Aim of the exercise:
List, from the lines below, each one with "page" in it.

┌─ Record set

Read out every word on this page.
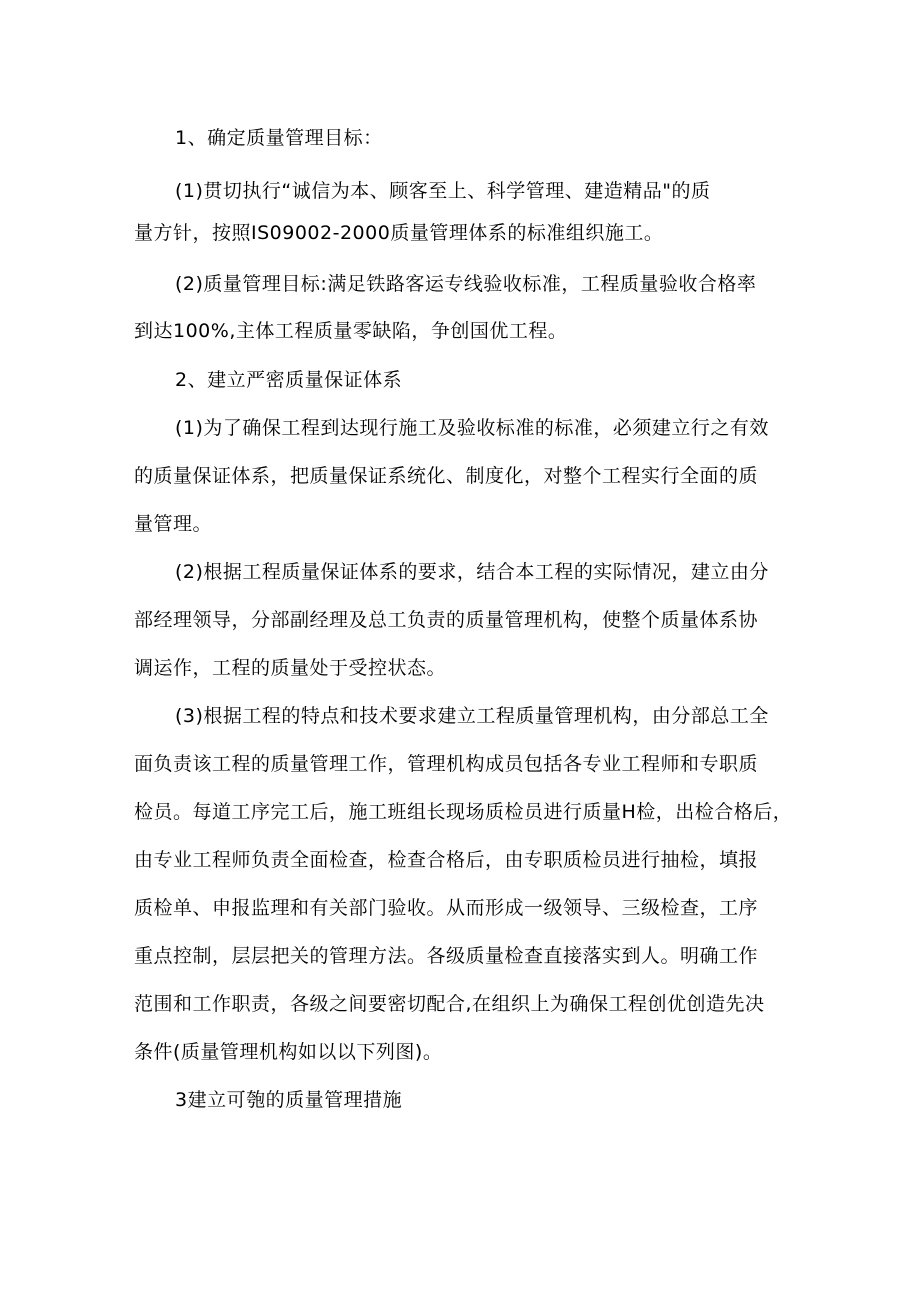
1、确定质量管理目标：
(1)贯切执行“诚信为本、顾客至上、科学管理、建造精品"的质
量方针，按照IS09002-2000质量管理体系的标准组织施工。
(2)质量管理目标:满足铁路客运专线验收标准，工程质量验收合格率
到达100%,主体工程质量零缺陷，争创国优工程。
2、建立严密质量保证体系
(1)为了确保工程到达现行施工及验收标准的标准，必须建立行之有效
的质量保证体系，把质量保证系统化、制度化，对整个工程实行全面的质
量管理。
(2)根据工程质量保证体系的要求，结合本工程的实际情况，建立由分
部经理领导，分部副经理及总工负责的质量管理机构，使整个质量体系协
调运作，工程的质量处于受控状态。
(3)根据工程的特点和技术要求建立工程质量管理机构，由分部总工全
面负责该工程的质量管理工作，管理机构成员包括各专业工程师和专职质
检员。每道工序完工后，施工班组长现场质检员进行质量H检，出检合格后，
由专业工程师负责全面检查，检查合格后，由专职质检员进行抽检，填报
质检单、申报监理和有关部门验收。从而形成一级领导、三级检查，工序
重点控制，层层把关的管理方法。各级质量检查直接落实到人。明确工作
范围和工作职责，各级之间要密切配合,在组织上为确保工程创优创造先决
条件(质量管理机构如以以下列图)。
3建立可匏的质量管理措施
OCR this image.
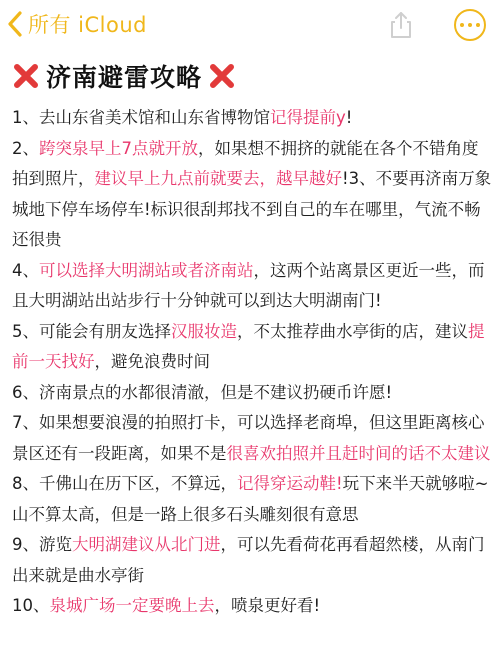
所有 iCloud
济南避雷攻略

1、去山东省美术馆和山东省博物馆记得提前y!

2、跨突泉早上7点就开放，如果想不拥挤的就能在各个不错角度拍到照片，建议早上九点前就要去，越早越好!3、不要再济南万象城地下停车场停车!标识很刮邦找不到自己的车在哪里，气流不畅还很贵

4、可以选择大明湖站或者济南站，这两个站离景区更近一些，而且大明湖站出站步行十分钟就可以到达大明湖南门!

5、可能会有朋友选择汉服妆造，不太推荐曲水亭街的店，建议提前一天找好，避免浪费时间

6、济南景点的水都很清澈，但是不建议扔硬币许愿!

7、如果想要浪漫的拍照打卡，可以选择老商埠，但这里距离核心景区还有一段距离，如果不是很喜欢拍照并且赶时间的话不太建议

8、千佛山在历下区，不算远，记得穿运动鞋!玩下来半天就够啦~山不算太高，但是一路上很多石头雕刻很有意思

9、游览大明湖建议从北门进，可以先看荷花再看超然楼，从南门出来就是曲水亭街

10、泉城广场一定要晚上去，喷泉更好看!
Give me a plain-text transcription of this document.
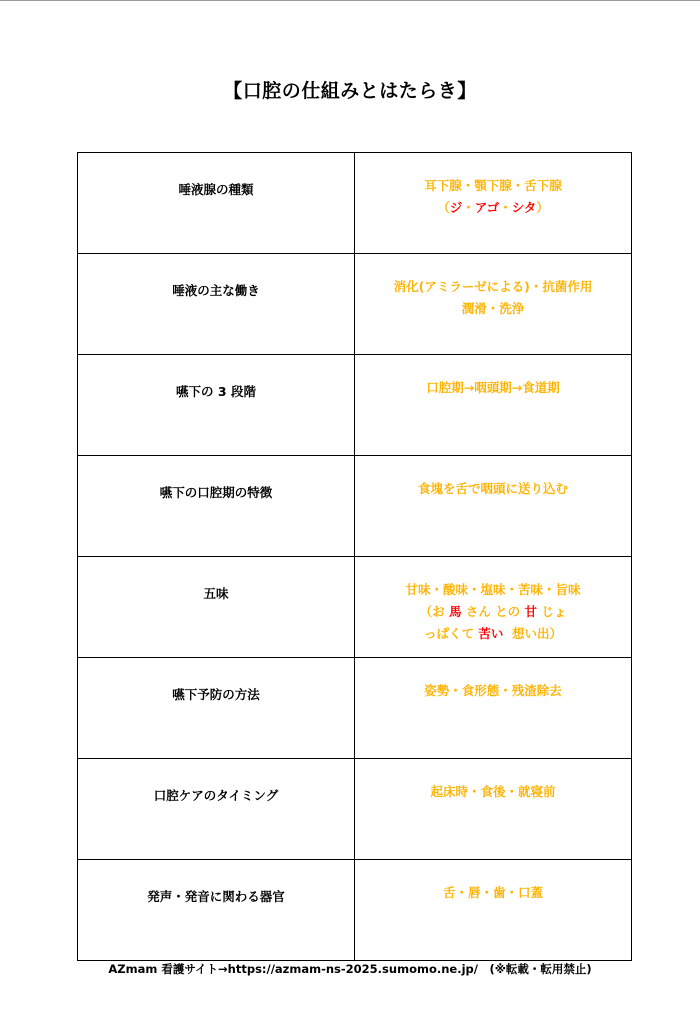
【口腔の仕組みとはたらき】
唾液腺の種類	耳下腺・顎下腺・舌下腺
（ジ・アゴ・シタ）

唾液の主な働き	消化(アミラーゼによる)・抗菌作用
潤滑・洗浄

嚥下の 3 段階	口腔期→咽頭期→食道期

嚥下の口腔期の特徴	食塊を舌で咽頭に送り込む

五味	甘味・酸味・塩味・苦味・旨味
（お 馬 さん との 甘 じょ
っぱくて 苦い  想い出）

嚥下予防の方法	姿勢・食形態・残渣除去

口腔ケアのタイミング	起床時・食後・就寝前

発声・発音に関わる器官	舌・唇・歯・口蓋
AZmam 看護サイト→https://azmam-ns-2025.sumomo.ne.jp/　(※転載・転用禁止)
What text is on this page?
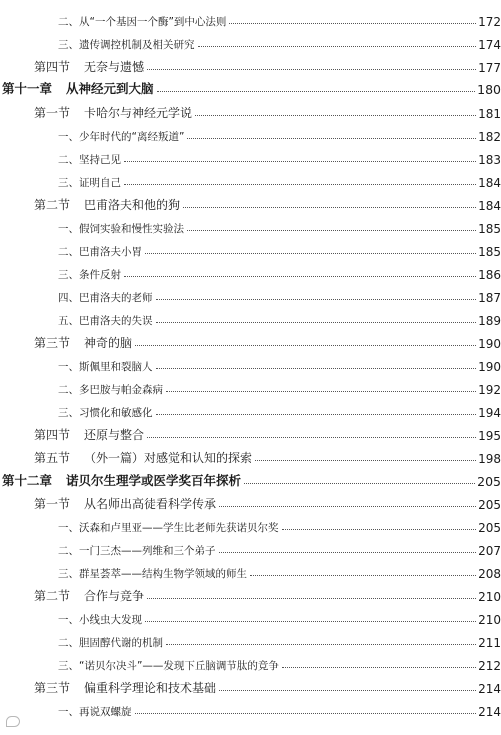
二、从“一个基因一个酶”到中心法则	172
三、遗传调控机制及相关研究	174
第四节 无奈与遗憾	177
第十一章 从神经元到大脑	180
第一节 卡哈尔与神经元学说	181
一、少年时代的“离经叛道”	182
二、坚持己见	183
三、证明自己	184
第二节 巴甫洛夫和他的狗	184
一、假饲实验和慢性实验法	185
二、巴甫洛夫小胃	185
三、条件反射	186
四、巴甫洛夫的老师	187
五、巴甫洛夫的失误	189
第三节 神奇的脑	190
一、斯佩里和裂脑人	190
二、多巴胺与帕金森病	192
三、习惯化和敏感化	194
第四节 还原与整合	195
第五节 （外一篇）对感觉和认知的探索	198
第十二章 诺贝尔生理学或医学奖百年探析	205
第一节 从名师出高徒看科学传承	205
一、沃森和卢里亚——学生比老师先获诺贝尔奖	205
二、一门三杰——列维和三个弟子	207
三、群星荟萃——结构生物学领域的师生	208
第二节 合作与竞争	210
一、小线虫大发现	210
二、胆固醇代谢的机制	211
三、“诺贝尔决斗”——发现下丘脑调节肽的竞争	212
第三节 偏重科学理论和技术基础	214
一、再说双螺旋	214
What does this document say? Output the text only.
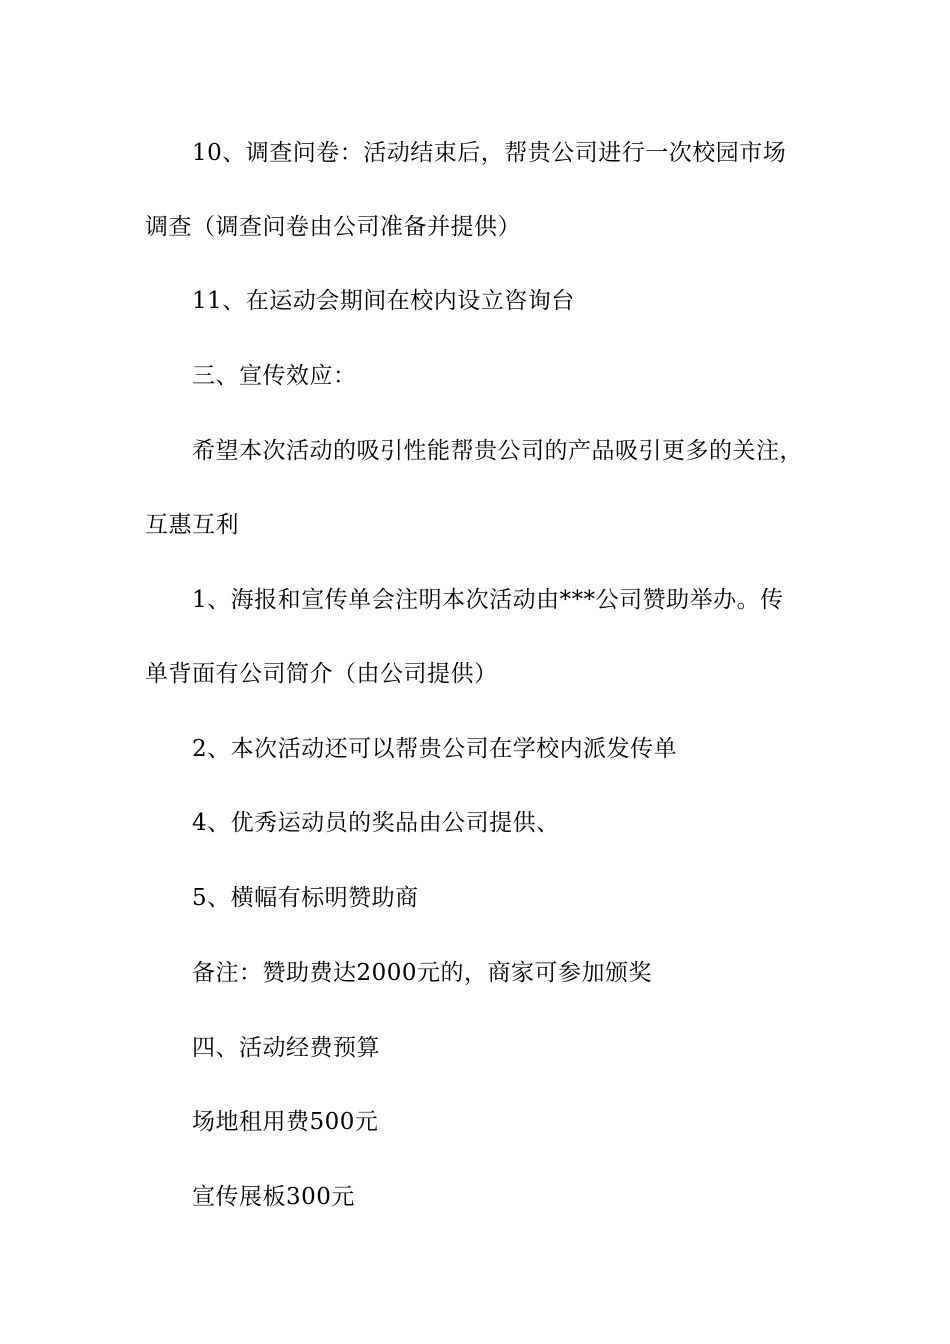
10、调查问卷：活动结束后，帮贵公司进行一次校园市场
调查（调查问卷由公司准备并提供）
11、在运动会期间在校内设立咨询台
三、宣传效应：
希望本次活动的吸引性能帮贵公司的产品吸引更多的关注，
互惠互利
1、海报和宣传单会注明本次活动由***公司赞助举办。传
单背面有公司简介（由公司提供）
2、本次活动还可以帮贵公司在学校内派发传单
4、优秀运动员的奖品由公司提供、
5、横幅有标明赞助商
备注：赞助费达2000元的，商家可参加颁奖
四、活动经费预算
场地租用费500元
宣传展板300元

└─

Solution for this task:
Read out every word on this page.
What text is on this page?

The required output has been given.